───── DATASET ENTRIES ─────

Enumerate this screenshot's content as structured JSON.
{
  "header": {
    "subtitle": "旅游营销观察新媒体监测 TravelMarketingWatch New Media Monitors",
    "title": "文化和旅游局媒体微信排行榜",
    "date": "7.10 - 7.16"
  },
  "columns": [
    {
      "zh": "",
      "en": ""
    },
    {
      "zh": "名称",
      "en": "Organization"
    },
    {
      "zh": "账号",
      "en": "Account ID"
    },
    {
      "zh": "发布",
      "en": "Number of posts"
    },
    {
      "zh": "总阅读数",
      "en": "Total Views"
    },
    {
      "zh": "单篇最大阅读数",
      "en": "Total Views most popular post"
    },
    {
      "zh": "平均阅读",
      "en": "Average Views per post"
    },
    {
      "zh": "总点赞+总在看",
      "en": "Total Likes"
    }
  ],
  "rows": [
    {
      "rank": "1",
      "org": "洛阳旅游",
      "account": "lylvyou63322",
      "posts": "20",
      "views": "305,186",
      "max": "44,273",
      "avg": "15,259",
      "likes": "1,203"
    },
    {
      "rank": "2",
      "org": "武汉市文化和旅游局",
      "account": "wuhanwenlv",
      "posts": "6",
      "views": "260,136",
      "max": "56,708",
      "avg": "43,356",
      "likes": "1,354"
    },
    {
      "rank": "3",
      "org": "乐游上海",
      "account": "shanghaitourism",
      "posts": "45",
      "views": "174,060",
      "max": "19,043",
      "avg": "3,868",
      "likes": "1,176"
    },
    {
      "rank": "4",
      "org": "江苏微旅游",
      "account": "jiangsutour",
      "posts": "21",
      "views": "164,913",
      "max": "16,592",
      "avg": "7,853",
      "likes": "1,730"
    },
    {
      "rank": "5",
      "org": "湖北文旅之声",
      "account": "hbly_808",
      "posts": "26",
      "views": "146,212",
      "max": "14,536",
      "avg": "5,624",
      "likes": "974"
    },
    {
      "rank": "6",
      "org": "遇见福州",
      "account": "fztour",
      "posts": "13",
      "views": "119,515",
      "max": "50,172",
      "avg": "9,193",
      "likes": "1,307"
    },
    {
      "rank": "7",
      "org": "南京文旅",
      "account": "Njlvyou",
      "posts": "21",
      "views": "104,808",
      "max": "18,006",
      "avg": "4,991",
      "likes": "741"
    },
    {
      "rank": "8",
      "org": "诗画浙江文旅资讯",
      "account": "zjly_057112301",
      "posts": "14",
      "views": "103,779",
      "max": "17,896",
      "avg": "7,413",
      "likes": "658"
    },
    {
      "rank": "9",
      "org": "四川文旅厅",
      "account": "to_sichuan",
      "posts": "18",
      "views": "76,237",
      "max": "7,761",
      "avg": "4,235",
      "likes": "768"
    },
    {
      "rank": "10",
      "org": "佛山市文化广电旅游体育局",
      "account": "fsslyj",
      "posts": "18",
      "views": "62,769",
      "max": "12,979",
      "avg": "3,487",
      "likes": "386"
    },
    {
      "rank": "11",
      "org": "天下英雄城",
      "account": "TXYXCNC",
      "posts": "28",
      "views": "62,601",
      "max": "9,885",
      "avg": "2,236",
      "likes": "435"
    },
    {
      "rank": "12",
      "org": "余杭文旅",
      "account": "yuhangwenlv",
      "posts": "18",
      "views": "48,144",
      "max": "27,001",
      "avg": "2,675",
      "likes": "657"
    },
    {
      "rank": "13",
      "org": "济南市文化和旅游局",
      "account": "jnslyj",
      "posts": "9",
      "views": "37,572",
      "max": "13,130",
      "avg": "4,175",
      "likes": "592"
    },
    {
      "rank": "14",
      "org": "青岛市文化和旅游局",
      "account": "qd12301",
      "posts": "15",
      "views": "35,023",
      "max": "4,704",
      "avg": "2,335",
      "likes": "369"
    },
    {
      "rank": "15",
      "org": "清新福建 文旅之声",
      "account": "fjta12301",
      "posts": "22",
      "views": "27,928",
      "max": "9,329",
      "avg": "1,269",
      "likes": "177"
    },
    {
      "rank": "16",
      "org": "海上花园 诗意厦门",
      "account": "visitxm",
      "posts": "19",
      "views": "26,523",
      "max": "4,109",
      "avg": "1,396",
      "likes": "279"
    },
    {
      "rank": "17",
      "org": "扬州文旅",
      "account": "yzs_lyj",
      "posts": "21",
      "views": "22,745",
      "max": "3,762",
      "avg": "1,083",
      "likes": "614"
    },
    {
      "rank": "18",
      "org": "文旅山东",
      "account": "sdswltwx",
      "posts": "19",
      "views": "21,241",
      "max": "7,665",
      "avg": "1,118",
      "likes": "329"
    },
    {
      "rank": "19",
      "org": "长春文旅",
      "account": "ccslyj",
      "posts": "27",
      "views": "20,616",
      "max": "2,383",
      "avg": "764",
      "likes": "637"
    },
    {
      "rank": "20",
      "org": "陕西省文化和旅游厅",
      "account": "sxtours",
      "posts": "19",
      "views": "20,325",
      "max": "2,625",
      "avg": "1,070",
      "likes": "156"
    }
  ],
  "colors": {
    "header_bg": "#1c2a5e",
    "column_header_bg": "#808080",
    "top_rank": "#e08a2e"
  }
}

─────

▶ _TASK BRIEF_:
Copy out all lines from the material above that contain the string "Total".

▶ _EXERCISE RESULT_:
      "en": "Total Views"
      "en": "Total Views most popular post"
      "en": "Total Likes"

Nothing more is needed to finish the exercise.